EXERCISE BRIEF:
Please give the count of lines holding the string "Disjoncteurs" and nothing besides.

INPUT:
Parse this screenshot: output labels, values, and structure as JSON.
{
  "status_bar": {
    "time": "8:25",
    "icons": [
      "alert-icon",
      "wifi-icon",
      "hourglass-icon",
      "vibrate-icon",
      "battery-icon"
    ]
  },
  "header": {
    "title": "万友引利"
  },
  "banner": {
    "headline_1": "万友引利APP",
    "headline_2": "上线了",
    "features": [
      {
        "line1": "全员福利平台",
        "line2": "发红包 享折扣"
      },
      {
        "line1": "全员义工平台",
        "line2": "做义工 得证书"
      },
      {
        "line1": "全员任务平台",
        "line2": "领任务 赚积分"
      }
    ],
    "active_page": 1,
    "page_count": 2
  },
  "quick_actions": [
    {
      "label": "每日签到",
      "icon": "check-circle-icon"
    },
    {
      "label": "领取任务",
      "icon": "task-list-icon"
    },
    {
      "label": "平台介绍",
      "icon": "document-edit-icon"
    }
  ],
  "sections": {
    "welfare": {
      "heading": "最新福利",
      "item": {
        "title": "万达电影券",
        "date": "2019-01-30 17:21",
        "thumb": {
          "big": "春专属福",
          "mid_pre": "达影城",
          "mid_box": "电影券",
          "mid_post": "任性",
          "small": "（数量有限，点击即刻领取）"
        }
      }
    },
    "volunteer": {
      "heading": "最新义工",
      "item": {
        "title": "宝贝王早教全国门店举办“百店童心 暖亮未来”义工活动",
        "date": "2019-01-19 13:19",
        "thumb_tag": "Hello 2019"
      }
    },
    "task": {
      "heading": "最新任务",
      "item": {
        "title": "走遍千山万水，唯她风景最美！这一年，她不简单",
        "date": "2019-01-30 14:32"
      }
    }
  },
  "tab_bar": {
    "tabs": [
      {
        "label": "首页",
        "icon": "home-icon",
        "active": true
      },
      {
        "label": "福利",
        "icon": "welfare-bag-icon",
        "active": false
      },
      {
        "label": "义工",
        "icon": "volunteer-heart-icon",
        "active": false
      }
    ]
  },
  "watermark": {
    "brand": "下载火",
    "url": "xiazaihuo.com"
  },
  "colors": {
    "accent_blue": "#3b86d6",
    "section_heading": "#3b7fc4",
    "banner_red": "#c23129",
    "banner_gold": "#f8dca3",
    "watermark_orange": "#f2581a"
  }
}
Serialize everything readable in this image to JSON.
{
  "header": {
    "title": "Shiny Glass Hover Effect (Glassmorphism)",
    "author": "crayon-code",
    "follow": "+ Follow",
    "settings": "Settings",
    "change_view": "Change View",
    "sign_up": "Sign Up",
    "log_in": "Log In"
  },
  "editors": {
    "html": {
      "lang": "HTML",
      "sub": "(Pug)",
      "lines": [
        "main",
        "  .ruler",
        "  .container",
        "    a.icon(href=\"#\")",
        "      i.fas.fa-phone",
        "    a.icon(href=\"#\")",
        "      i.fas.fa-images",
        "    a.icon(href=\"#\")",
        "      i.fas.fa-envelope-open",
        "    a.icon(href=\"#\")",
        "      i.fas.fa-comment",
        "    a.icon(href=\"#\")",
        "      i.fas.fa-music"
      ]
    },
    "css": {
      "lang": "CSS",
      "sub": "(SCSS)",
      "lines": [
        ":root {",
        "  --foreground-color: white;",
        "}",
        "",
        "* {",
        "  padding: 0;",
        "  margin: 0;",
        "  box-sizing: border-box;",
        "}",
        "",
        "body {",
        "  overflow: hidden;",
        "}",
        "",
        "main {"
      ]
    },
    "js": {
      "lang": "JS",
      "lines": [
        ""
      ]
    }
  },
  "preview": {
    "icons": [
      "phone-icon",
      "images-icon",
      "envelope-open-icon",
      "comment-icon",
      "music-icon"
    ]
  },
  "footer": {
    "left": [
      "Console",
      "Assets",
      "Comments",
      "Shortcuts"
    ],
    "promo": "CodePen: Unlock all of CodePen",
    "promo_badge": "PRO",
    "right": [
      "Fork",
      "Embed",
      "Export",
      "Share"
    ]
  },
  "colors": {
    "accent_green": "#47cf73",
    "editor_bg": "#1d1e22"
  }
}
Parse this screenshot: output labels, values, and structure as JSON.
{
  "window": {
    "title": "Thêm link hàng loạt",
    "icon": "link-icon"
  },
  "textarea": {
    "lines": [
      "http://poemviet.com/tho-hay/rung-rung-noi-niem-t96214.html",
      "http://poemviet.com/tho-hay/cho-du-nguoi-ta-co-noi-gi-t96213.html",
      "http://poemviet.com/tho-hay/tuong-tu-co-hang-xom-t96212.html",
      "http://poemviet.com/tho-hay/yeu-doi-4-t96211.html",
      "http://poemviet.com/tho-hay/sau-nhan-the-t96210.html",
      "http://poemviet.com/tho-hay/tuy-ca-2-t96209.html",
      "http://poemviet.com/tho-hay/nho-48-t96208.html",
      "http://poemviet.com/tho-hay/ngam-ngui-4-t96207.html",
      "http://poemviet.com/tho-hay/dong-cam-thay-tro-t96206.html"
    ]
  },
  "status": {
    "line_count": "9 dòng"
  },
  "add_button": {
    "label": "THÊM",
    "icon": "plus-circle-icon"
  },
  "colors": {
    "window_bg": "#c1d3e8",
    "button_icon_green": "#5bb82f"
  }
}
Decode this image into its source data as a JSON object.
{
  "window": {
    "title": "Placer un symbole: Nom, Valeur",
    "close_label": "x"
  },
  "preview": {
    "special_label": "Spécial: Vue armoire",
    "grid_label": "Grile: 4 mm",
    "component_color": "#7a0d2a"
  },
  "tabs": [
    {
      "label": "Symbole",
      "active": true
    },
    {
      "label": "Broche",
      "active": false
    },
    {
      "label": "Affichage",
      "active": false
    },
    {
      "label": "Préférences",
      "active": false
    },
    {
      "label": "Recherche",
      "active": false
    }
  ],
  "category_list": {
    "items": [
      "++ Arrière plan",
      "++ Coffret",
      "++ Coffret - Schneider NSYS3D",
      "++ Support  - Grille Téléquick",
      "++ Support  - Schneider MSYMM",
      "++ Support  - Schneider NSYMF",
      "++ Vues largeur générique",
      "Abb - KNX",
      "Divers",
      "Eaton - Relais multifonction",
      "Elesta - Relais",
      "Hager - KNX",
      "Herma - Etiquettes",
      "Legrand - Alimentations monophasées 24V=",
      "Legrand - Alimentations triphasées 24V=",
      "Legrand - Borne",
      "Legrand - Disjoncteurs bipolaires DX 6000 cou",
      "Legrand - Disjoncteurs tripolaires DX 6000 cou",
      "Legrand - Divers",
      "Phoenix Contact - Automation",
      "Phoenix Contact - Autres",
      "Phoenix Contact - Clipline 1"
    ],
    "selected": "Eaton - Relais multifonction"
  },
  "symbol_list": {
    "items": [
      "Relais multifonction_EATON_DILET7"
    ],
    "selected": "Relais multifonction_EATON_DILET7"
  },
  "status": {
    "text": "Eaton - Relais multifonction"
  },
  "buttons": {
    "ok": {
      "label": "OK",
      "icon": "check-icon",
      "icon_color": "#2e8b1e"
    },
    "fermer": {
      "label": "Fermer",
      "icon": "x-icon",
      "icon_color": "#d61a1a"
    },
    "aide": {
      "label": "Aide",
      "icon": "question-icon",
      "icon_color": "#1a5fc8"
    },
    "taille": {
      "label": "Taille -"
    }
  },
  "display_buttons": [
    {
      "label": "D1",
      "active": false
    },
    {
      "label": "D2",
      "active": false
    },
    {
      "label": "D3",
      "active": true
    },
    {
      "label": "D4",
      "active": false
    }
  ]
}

WRITTEN ANSWER:
2